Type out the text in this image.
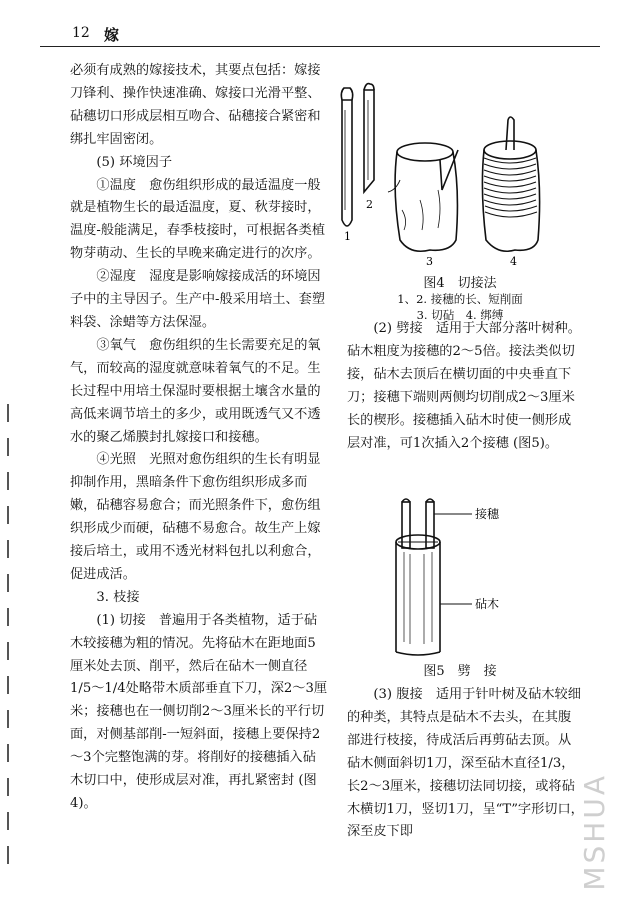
12 嫁

必须有成熟的嫁接技术，其要点包括：嫁接刀锋利、操作快速准确、嫁接口光滑平整、砧穗切口形成层相互吻合、砧穗接合紧密和绑扎牢固密闭。

(5) 环境因子

①温度　愈伤组织形成的最适温度一般就是植物生长的最适温度，夏、秋芽接时，温度-般能满足，春季枝接时，可根据各类植物芽萌动、生长的早晚来确定进行的次序。

②湿度　湿度是影响嫁接成活的环境因子中的主导因子。生产中-般采用培土、套塑料袋、涂蜡等方法保湿。

③氧气　愈伤组织的生长需要充足的氧气，而较高的湿度就意味着氧气的不足。生长过程中用培土保湿时要根据土壤含水量的高低来调节培土的多少，或用既透气又不透水的聚乙烯膜封扎嫁接口和接穗。

④光照　光照对愈伤组织的生长有明显抑制作用，黑暗条件下愈伤组织形成多而嫩，砧穗容易愈合；而光照条件下，愈伤组织形成少而硬，砧穗不易愈合。故生产上嫁接后培土，或用不透光材料包扎以利愈合，促进成活。

3. 枝接

(1) 切接　普遍用于各类植物，适于砧木较接穗为粗的情况。先将砧木在距地面5厘米处去顶、削平，然后在砧木一侧直径1/5～1/4处略带木质部垂直下刀，深2～3厘米；接穗也在一侧切削2～3厘米长的平行切面，对侧基部削-一短斜面，接穗上要保持2～3个完整饱满的芽。将削好的接穗插入砧木切口中，使形成层对准，再扎紧密封 (图4)。

1
2
3	4
图4　切接法
1、2. 接穗的长、短削面
3. 切砧　4. 绑缚

(2) 劈接　适用于大部分落叶树种。砧木粗度为接穗的2～5倍。接法类似切接，砧木去顶后在横切面的中央垂直下刀；接穗下端则两侧均切削成2～3厘米长的楔形。接穗插入砧木时使一侧形成层对准，可1次插入2个接穗 (图5)。

接穗
砧木
图5　劈　接

(3) 腹接　适用于针叶树及砧木较细的种类，其特点是砧木不去头，在其腹部进行枝接，待成活后再剪砧去顶。从砧木侧面斜切1刀，深至砧木直径1/3，长2～3厘米，接穗切法同切接，或将砧木横切1刀，竖切1刀，呈“T”字形切口，深至皮下即	MSHUA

==================================================

Transcribe the listing in full. Omit the pictures and keep every line exact.

Type out the text in this image.
12 嫁

必须有成熟的嫁接技术，其要点包括：嫁接刀锋利、操作快速准确、嫁接口光滑平整、砧穗切口形成层相互吻合、砧穗接合紧密和绑扎牢固密闭。

(5) 环境因子

①温度　愈伤组织形成的最适温度一般就是植物生长的最适温度，夏、秋芽接时，温度-般能满足，春季枝接时，可根据各类植物芽萌动、生长的早晚来确定进行的次序。

②湿度　湿度是影响嫁接成活的环境因子中的主导因子。生产中-般采用培土、套塑料袋、涂蜡等方法保湿。

③氧气　愈伤组织的生长需要充足的氧气，而较高的湿度就意味着氧气的不足。生长过程中用培土保湿时要根据土壤含水量的高低来调节培土的多少，或用既透气又不透水的聚乙烯膜封扎嫁接口和接穗。

④光照　光照对愈伤组织的生长有明显抑制作用，黑暗条件下愈伤组织形成多而嫩，砧穗容易愈合；而光照条件下，愈伤组织形成少而硬，砧穗不易愈合。故生产上嫁接后培土，或用不透光材料包扎以利愈合，促进成活。

3. 枝接

(1) 切接　普遍用于各类植物，适于砧木较接穗为粗的情况。先将砧木在距地面5厘米处去顶、削平，然后在砧木一侧直径1/5～1/4处略带木质部垂直下刀，深2～3厘米；接穗也在一侧切削2～3厘米长的平行切面，对侧基部削-一短斜面，接穗上要保持2～3个完整饱满的芽。将削好的接穗插入砧木切口中，使形成层对准，再扎紧密封 (图4)。

1
2
3	4
图4　切接法
1、2. 接穗的长、短削面
3. 切砧　4. 绑缚

(2) 劈接　适用于大部分落叶树种。砧木粗度为接穗的2～5倍。接法类似切接，砧木去顶后在横切面的中央垂直下刀；接穗下端则两侧均切削成2～3厘米长的楔形。接穗插入砧木时使一侧形成层对准，可1次插入2个接穗 (图5)。

接穗
砧木
图5　劈　接

(3) 腹接　适用于针叶树及砧木较细的种类，其特点是砧木不去头，在其腹部进行枝接，待成活后再剪砧去顶。从砧木侧面斜切1刀，深至砧木直径1/3，长2～3厘米，接穗切法同切接，或将砧木横切1刀，竖切1刀，呈“T”字形切口，深至皮下即	MSHUA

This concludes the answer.